=== THE DATA ===
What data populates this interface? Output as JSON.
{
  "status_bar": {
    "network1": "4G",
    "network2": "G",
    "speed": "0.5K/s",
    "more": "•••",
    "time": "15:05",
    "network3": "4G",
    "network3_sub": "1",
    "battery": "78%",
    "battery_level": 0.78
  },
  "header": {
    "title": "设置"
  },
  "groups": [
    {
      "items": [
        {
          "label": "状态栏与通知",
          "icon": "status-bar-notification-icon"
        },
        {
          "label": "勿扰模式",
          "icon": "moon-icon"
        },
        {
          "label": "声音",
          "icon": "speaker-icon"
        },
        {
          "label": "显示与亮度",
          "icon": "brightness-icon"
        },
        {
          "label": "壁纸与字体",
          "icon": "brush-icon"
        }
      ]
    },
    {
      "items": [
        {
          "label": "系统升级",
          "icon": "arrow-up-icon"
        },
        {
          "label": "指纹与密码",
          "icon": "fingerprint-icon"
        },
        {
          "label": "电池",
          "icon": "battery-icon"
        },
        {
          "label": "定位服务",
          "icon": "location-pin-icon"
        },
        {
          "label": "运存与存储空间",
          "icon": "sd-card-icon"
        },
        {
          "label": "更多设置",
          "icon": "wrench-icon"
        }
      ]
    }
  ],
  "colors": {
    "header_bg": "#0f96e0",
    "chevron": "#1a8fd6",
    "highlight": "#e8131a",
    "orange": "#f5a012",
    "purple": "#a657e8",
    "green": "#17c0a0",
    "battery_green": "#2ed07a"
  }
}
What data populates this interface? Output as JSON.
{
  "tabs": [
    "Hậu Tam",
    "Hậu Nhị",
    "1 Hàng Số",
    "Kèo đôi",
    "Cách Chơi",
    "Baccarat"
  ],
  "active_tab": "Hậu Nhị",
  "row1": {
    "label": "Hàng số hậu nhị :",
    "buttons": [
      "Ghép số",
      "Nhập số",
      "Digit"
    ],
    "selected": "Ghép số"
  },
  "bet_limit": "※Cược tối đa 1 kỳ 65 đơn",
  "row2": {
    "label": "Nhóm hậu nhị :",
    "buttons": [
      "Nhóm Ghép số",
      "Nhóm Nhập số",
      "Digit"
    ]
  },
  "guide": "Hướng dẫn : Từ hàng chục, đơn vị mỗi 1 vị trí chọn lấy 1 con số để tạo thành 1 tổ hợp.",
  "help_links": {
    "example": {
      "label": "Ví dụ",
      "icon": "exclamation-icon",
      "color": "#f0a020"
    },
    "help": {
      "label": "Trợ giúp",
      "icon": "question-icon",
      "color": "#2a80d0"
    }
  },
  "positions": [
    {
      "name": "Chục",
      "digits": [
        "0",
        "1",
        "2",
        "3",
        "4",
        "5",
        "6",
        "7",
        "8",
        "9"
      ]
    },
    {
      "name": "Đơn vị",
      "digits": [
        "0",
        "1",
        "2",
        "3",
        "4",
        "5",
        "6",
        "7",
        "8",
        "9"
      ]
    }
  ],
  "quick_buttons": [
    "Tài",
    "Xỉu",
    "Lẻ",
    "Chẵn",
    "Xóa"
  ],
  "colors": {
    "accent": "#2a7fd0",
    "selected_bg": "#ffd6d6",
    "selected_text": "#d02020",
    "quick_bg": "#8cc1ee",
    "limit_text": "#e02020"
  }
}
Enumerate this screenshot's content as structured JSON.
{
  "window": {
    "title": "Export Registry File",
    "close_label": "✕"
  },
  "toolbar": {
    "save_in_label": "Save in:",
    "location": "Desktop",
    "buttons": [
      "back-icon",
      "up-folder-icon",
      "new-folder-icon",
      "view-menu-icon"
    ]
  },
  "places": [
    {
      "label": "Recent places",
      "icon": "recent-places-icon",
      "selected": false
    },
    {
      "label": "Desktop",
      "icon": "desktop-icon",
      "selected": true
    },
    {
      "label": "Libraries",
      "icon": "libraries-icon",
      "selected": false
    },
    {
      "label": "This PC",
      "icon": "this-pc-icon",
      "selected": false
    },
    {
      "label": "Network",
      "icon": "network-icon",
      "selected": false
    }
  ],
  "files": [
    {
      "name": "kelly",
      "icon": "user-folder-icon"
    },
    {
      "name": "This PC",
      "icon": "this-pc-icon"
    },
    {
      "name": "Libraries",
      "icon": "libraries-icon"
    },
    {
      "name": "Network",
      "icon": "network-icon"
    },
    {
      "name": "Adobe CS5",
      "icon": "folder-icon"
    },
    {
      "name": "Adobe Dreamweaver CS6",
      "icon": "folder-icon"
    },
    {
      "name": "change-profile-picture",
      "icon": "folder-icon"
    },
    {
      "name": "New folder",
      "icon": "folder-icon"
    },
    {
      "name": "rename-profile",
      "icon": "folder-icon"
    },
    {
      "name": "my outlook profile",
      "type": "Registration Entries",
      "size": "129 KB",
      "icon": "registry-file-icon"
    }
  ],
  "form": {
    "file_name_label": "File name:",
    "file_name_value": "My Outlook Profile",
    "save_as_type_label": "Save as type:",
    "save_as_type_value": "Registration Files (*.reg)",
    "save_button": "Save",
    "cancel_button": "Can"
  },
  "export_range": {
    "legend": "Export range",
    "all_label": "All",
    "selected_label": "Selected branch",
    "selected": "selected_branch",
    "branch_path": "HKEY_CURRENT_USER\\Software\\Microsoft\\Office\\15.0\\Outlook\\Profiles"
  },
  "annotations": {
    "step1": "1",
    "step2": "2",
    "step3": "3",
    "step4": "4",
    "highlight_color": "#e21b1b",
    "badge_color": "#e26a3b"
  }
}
===
__SET PROBLEM__: Write every line of the material above again, exactly.

__EXERCISE ANSWER__:
What data populates this interface? Output as JSON.
{
  "status_bar": {
    "network1": "4G",
    "network2": "G",
    "speed": "0.5K/s",
    "more": "•••",
    "time": "15:05",
    "network3": "4G",
    "network3_sub": "1",
    "battery": "78%",
    "battery_level": 0.78
  },
  "header": {
    "title": "设置"
  },
  "groups": [
    {
      "items": [
        {
          "label": "状态栏与通知",
          "icon": "status-bar-notification-icon"
        },
        {
          "label": "勿扰模式",
          "icon": "moon-icon"
        },
        {
          "label": "声音",
          "icon": "speaker-icon"
        },
        {
          "label": "显示与亮度",
          "icon": "brightness-icon"
        },
        {
          "label": "壁纸与字体",
          "icon": "brush-icon"
        }
      ]
    },
    {
      "items": [
        {
          "label": "系统升级",
          "icon": "arrow-up-icon"
        },
        {
          "label": "指纹与密码",
          "icon": "fingerprint-icon"
        },
        {
          "label": "电池",
          "icon": "battery-icon"
        },
        {
          "label": "定位服务",
          "icon": "location-pin-icon"
        },
        {
          "label": "运存与存储空间",
          "icon": "sd-card-icon"
        },
        {
          "label": "更多设置",
          "icon": "wrench-icon"
        }
      ]
    }
  ],
  "colors": {
    "header_bg": "#0f96e0",
    "chevron": "#1a8fd6",
    "highlight": "#e8131a",
    "orange": "#f5a012",
    "purple": "#a657e8",
    "green": "#17c0a0",
    "battery_green": "#2ed07a"
  }
}
What data populates this interface? Output as JSON.
{
  "tabs": [
    "Hậu Tam",
    "Hậu Nhị",
    "1 Hàng Số",
    "Kèo đôi",
    "Cách Chơi",
    "Baccarat"
  ],
  "active_tab": "Hậu Nhị",
  "row1": {
    "label": "Hàng số hậu nhị :",
    "buttons": [
      "Ghép số",
      "Nhập số",
      "Digit"
    ],
    "selected": "Ghép số"
  },
  "bet_limit": "※Cược tối đa 1 kỳ 65 đơn",
  "row2": {
    "label": "Nhóm hậu nhị :",
    "buttons": [
      "Nhóm Ghép số",
      "Nhóm Nhập số",
      "Digit"
    ]
  },
  "guide": "Hướng dẫn : Từ hàng chục, đơn vị mỗi 1 vị trí chọn lấy 1 con số để tạo thành 1 tổ hợp.",
  "help_links": {
    "example": {
      "label": "Ví dụ",
      "icon": "exclamation-icon",
      "color": "#f0a020"
    },
    "help": {
      "label": "Trợ giúp",
      "icon": "question-icon",
      "color": "#2a80d0"
    }
  },
  "positions": [
    {
      "name": "Chục",
      "digits": [
        "0",
        "1",
        "2",
        "3",
        "4",
        "5",
        "6",
        "7",
        "8",
        "9"
      ]
    },
    {
      "name": "Đơn vị",
      "digits": [
        "0",
        "1",
        "2",
        "3",
        "4",
        "5",
        "6",
        "7",
        "8",
        "9"
      ]
    }
  ],
  "quick_buttons": [
    "Tài",
    "Xỉu",
    "Lẻ",
    "Chẵn",
    "Xóa"
  ],
  "colors": {
    "accent": "#2a7fd0",
    "selected_bg": "#ffd6d6",
    "selected_text": "#d02020",
    "quick_bg": "#8cc1ee",
    "limit_text": "#e02020"
  }
}
Enumerate this screenshot's content as structured JSON.
{
  "window": {
    "title": "Export Registry File",
    "close_label": "✕"
  },
  "toolbar": {
    "save_in_label": "Save in:",
    "location": "Desktop",
    "buttons": [
      "back-icon",
      "up-folder-icon",
      "new-folder-icon",
      "view-menu-icon"
    ]
  },
  "places": [
    {
      "label": "Recent places",
      "icon": "recent-places-icon",
      "selected": false
    },
    {
      "label": "Desktop",
      "icon": "desktop-icon",
      "selected": true
    },
    {
      "label": "Libraries",
      "icon": "libraries-icon",
      "selected": false
    },
    {
      "label": "This PC",
      "icon": "this-pc-icon",
      "selected": false
    },
    {
      "label": "Network",
      "icon": "network-icon",
      "selected": false
    }
  ],
  "files": [
    {
      "name": "kelly",
      "icon": "user-folder-icon"
    },
    {
      "name": "This PC",
      "icon": "this-pc-icon"
    },
    {
      "name": "Libraries",
      "icon": "libraries-icon"
    },
    {
      "name": "Network",
      "icon": "network-icon"
    },
    {
      "name": "Adobe CS5",
      "icon": "folder-icon"
    },
    {
      "name": "Adobe Dreamweaver CS6",
      "icon": "folder-icon"
    },
    {
      "name": "change-profile-picture",
      "icon": "folder-icon"
    },
    {
      "name": "New folder",
      "icon": "folder-icon"
    },
    {
      "name": "rename-profile",
      "icon": "folder-icon"
    },
    {
      "name": "my outlook profile",
      "type": "Registration Entries",
      "size": "129 KB",
      "icon": "registry-file-icon"
    }
  ],
  "form": {
    "file_name_label": "File name:",
    "file_name_value": "My Outlook Profile",
    "save_as_type_label": "Save as type:",
    "save_as_type_value": "Registration Files (*.reg)",
    "save_button": "Save",
    "cancel_button": "Can"
  },
  "export_range": {
    "legend": "Export range",
    "all_label": "All",
    "selected_label": "Selected branch",
    "selected": "selected_branch",
    "branch_path": "HKEY_CURRENT_USER\\Software\\Microsoft\\Office\\15.0\\Outlook\\Profiles"
  },
  "annotations": {
    "step1": "1",
    "step2": "2",
    "step3": "3",
    "step4": "4",
    "highlight_color": "#e21b1b",
    "badge_color": "#e26a3b"
  }
}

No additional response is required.